How many lines in these records hold the string "this"? State only that number.

○ ○ ○ ○ ○ ○ ○

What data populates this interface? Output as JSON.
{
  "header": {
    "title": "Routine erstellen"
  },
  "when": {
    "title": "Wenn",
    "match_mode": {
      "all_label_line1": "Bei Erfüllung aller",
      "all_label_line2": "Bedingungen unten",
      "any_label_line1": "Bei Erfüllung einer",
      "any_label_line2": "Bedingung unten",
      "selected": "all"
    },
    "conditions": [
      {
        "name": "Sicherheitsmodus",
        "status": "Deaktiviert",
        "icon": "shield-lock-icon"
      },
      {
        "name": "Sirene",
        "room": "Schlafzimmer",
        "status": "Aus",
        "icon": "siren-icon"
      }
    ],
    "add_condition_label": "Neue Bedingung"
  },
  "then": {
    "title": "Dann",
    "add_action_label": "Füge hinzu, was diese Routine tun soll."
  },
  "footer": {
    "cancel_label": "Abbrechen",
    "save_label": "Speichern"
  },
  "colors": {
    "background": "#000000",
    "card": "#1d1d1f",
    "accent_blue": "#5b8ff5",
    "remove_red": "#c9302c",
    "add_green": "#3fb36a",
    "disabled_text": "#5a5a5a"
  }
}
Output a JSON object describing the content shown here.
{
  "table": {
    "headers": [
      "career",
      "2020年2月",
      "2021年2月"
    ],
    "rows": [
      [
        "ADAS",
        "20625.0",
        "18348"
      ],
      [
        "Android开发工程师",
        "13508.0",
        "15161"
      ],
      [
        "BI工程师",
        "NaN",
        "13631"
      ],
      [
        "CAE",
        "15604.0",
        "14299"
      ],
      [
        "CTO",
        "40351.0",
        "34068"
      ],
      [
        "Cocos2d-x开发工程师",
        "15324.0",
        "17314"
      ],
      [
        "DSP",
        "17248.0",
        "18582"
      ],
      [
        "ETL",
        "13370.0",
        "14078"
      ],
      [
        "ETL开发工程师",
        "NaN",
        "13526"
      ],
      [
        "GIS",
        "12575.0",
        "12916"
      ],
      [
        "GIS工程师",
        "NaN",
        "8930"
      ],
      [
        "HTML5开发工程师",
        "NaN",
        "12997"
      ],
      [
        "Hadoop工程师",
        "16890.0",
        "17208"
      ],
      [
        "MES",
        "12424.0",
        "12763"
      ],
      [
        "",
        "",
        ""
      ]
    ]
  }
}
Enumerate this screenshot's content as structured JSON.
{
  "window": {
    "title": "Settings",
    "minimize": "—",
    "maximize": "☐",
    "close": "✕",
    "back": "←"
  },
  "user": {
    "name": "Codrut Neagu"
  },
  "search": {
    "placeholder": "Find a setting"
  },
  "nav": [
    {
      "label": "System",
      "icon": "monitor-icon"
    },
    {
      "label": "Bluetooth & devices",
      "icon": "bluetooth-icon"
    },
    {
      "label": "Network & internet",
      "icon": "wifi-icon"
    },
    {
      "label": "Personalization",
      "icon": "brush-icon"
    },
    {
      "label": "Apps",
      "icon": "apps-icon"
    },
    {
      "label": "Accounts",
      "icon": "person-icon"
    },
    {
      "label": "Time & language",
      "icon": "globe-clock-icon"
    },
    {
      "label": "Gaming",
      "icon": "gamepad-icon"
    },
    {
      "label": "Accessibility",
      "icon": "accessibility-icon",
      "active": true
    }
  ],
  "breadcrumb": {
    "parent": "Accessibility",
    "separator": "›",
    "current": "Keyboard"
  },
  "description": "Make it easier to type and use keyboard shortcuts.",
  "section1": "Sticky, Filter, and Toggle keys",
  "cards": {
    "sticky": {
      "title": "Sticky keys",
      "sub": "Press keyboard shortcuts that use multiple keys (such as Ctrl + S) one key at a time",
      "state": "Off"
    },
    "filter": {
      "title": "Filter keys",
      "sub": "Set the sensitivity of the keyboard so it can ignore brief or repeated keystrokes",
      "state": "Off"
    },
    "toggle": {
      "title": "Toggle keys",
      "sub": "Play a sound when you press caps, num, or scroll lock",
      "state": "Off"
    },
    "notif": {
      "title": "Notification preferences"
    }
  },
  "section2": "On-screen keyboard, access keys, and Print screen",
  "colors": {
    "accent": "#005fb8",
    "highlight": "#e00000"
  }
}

○ ○ ○ ○ ○ ○ ○

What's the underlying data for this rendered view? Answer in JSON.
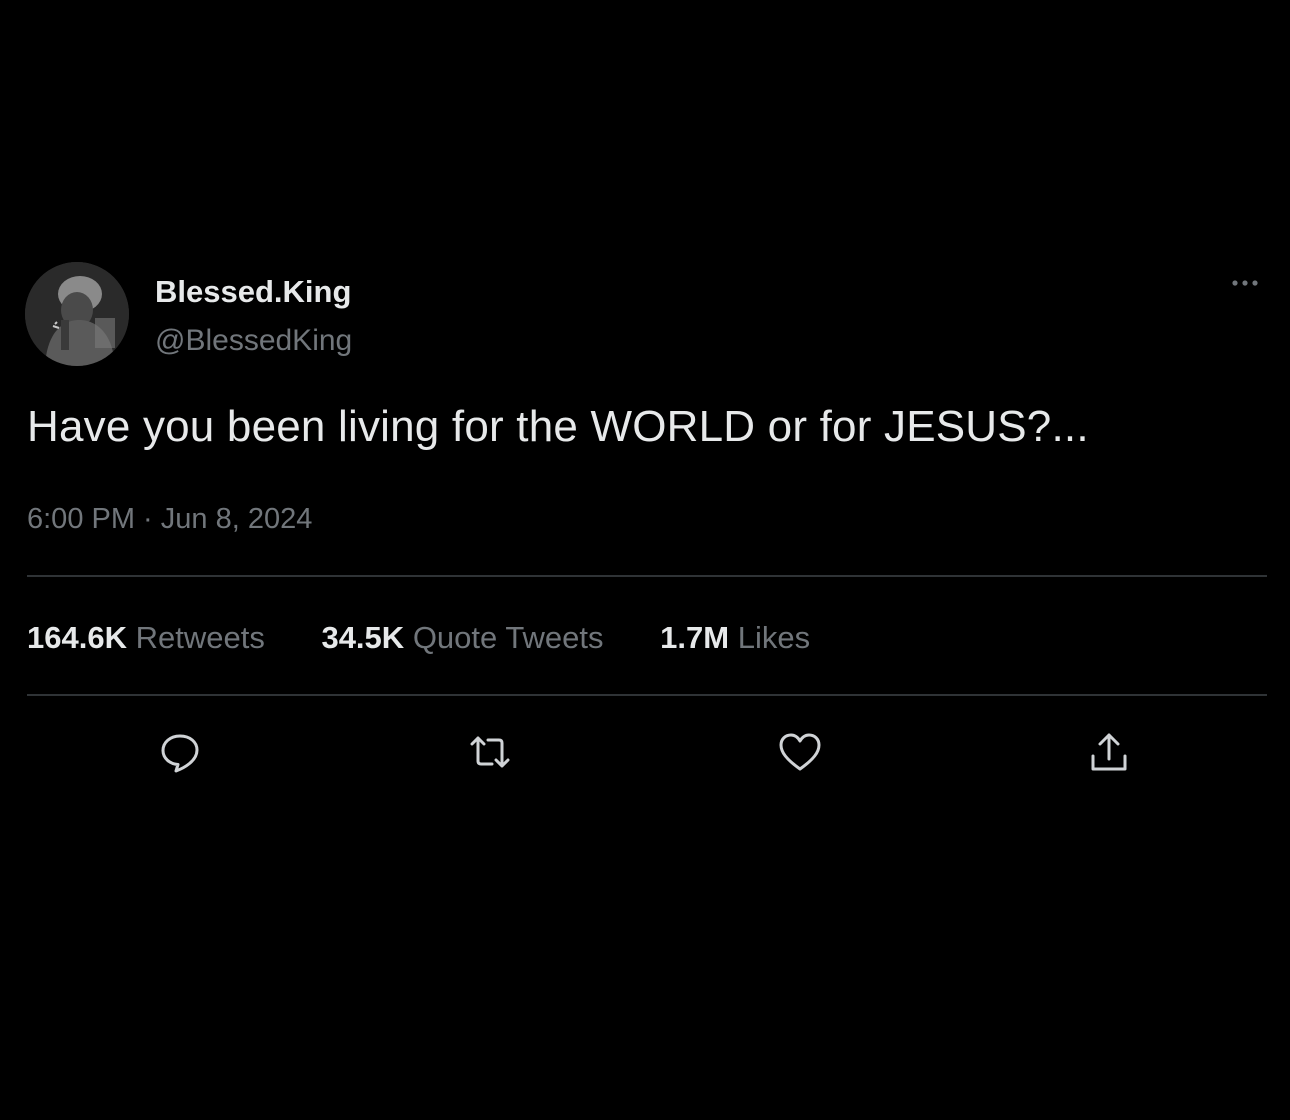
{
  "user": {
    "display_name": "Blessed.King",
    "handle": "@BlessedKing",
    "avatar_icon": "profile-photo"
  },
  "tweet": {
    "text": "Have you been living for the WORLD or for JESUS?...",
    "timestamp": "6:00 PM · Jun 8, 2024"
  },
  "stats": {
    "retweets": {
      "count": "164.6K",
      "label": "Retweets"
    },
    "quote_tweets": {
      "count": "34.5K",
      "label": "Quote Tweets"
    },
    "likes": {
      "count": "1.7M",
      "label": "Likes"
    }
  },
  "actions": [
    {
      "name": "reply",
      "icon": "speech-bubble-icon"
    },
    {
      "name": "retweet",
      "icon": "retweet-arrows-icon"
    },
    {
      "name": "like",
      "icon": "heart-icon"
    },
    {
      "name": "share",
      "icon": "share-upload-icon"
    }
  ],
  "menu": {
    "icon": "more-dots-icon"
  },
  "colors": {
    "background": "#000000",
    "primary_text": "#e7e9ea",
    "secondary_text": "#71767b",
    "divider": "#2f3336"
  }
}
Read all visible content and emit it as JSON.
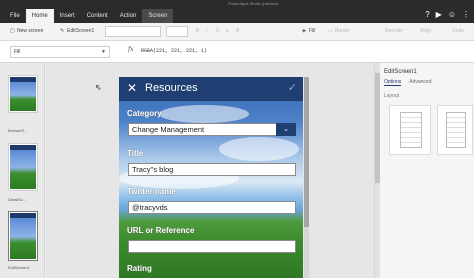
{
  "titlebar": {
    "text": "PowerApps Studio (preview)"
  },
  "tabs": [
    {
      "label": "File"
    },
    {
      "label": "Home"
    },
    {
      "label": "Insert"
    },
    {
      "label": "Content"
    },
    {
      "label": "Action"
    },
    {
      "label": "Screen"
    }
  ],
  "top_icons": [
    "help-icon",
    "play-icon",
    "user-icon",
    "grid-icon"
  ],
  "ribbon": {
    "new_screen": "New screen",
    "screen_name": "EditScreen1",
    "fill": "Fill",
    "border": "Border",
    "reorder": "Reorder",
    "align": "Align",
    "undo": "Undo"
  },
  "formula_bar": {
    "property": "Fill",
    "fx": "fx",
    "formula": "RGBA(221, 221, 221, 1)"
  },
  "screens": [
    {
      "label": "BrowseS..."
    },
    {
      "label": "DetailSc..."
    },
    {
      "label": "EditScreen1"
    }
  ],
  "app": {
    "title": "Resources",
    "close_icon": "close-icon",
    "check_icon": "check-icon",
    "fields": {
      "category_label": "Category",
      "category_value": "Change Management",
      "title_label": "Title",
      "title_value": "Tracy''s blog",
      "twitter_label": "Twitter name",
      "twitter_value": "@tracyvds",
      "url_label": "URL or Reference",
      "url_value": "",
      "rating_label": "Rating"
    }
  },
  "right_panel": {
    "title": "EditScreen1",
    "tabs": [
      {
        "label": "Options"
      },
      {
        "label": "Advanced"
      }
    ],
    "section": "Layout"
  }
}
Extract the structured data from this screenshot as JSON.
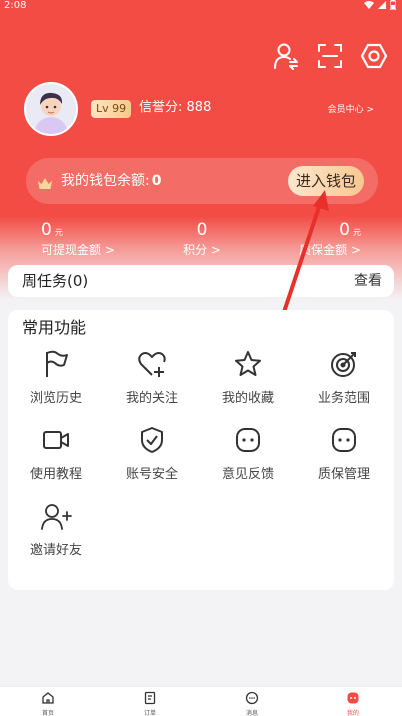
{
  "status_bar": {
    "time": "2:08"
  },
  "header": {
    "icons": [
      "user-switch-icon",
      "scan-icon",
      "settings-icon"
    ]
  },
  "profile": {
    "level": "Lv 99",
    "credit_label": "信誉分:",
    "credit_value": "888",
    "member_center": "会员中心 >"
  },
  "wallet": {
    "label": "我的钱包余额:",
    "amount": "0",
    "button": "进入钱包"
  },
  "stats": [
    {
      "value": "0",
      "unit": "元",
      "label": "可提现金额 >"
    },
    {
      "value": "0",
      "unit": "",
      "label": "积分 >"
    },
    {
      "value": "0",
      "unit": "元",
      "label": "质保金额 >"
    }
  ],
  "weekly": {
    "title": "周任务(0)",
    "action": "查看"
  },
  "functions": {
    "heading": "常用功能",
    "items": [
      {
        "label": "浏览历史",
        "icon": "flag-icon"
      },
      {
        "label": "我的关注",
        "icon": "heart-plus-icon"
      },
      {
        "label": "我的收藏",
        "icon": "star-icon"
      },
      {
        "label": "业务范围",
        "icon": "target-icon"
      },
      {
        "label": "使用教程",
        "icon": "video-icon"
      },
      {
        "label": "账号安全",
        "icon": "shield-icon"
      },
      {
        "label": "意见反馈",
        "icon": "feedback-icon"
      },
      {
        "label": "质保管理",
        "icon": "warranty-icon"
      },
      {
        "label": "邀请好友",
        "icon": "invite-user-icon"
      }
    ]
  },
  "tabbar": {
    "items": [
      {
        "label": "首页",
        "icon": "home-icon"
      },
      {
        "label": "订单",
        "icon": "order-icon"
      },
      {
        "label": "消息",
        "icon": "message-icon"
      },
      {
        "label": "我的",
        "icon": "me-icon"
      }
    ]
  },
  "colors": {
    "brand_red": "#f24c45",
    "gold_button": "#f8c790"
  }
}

○ ○ ○ ○ ○ ○ ○

__CORRECT ANSWER__: 4